::: Input data :::

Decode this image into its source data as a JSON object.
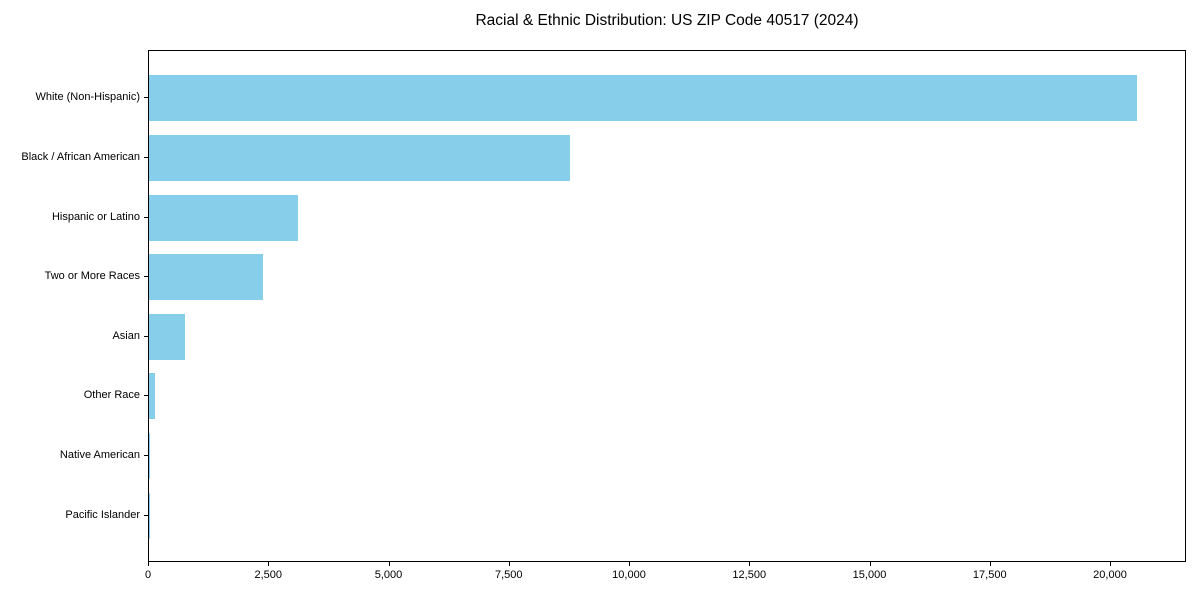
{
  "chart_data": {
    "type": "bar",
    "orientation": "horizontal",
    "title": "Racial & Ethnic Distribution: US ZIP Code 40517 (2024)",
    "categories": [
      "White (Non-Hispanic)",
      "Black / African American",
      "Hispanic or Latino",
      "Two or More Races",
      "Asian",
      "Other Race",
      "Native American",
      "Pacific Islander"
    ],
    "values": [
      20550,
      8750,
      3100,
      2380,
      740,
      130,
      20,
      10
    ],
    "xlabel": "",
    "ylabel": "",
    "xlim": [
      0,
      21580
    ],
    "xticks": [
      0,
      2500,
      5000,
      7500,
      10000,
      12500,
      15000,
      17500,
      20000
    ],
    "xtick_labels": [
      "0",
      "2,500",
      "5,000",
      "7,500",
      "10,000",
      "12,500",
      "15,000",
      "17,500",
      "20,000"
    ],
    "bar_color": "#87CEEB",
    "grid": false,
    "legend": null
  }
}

:::

## Task requirements
What is the number of lines in the records that contain the word "Hispanic"? Answer with the number and nothing else.

## Output for this task
2